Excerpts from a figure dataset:
----------------------------------------
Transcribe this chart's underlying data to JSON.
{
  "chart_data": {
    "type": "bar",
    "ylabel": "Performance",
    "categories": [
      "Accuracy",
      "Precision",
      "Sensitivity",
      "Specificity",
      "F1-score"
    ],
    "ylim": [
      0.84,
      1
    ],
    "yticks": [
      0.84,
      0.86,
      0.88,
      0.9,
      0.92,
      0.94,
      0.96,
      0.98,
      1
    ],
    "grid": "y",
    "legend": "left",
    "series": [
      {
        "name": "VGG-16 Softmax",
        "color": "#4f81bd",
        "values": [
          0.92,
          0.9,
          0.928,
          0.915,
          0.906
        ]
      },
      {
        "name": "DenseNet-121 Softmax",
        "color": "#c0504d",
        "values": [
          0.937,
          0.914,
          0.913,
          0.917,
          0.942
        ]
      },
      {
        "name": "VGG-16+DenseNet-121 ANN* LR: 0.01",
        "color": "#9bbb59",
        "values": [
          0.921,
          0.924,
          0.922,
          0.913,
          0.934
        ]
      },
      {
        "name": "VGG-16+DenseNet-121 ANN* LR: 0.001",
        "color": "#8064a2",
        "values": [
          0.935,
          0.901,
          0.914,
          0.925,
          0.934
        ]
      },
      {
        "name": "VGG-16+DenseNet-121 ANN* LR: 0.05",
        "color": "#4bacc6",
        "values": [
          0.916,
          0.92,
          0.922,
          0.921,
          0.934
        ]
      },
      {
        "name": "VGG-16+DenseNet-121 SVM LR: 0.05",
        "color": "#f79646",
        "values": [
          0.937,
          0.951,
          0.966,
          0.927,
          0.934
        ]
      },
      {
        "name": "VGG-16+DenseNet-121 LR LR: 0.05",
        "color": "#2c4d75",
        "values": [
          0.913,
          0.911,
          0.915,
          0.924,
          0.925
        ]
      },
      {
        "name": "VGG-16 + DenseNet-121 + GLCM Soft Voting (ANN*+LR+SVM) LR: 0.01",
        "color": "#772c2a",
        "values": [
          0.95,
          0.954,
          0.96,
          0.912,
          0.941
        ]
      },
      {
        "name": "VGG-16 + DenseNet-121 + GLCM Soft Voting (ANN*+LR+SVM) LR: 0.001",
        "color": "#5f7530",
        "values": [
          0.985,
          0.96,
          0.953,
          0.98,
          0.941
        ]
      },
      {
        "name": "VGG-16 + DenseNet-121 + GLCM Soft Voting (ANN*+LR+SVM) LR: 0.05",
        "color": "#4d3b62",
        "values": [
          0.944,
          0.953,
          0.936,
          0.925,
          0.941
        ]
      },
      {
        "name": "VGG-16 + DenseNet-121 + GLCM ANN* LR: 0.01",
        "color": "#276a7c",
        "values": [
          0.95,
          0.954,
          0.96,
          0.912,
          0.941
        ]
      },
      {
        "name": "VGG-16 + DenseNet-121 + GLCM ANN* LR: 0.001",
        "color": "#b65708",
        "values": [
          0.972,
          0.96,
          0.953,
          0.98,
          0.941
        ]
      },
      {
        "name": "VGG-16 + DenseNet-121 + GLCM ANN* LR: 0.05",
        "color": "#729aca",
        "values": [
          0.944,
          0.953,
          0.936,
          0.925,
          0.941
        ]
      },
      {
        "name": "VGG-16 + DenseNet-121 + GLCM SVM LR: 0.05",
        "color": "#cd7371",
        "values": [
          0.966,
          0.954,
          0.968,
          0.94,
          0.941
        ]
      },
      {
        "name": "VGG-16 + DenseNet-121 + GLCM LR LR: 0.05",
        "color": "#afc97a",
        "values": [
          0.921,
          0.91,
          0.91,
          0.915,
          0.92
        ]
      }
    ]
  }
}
----------------------------------------
» Problem
All of the records must be repeated exactly.

» Reply
Transcribe this chart's underlying data to JSON.
{
  "chart_data": {
    "type": "bar",
    "ylabel": "Performance",
    "categories": [
      "Accuracy",
      "Precision",
      "Sensitivity",
      "Specificity",
      "F1-score"
    ],
    "ylim": [
      0.84,
      1
    ],
    "yticks": [
      0.84,
      0.86,
      0.88,
      0.9,
      0.92,
      0.94,
      0.96,
      0.98,
      1
    ],
    "grid": "y",
    "legend": "left",
    "series": [
      {
        "name": "VGG-16 Softmax",
        "color": "#4f81bd",
        "values": [
          0.92,
          0.9,
          0.928,
          0.915,
          0.906
        ]
      },
      {
        "name": "DenseNet-121 Softmax",
        "color": "#c0504d",
        "values": [
          0.937,
          0.914,
          0.913,
          0.917,
          0.942
        ]
      },
      {
        "name": "VGG-16+DenseNet-121 ANN* LR: 0.01",
        "color": "#9bbb59",
        "values": [
          0.921,
          0.924,
          0.922,
          0.913,
          0.934
        ]
      },
      {
        "name": "VGG-16+DenseNet-121 ANN* LR: 0.001",
        "color": "#8064a2",
        "values": [
          0.935,
          0.901,
          0.914,
          0.925,
          0.934
        ]
      },
      {
        "name": "VGG-16+DenseNet-121 ANN* LR: 0.05",
        "color": "#4bacc6",
        "values": [
          0.916,
          0.92,
          0.922,
          0.921,
          0.934
        ]
      },
      {
        "name": "VGG-16+DenseNet-121 SVM LR: 0.05",
        "color": "#f79646",
        "values": [
          0.937,
          0.951,
          0.966,
          0.927,
          0.934
        ]
      },
      {
        "name": "VGG-16+DenseNet-121 LR LR: 0.05",
        "color": "#2c4d75",
        "values": [
          0.913,
          0.911,
          0.915,
          0.924,
          0.925
        ]
      },
      {
        "name": "VGG-16 + DenseNet-121 + GLCM Soft Voting (ANN*+LR+SVM) LR: 0.01",
        "color": "#772c2a",
        "values": [
          0.95,
          0.954,
          0.96,
          0.912,
          0.941
        ]
      },
      {
        "name": "VGG-16 + DenseNet-121 + GLCM Soft Voting (ANN*+LR+SVM) LR: 0.001",
        "color": "#5f7530",
        "values": [
          0.985,
          0.96,
          0.953,
          0.98,
          0.941
        ]
      },
      {
        "name": "VGG-16 + DenseNet-121 + GLCM Soft Voting (ANN*+LR+SVM) LR: 0.05",
        "color": "#4d3b62",
        "values": [
          0.944,
          0.953,
          0.936,
          0.925,
          0.941
        ]
      },
      {
        "name": "VGG-16 + DenseNet-121 + GLCM ANN* LR: 0.01",
        "color": "#276a7c",
        "values": [
          0.95,
          0.954,
          0.96,
          0.912,
          0.941
        ]
      },
      {
        "name": "VGG-16 + DenseNet-121 + GLCM ANN* LR: 0.001",
        "color": "#b65708",
        "values": [
          0.972,
          0.96,
          0.953,
          0.98,
          0.941
        ]
      },
      {
        "name": "VGG-16 + DenseNet-121 + GLCM ANN* LR: 0.05",
        "color": "#729aca",
        "values": [
          0.944,
          0.953,
          0.936,
          0.925,
          0.941
        ]
      },
      {
        "name": "VGG-16 + DenseNet-121 + GLCM SVM LR: 0.05",
        "color": "#cd7371",
        "values": [
          0.966,
          0.954,
          0.968,
          0.94,
          0.941
        ]
      },
      {
        "name": "VGG-16 + DenseNet-121 + GLCM LR LR: 0.05",
        "color": "#afc97a",
        "values": [
          0.921,
          0.91,
          0.91,
          0.915,
          0.92
        ]
      }
    ]
  }
}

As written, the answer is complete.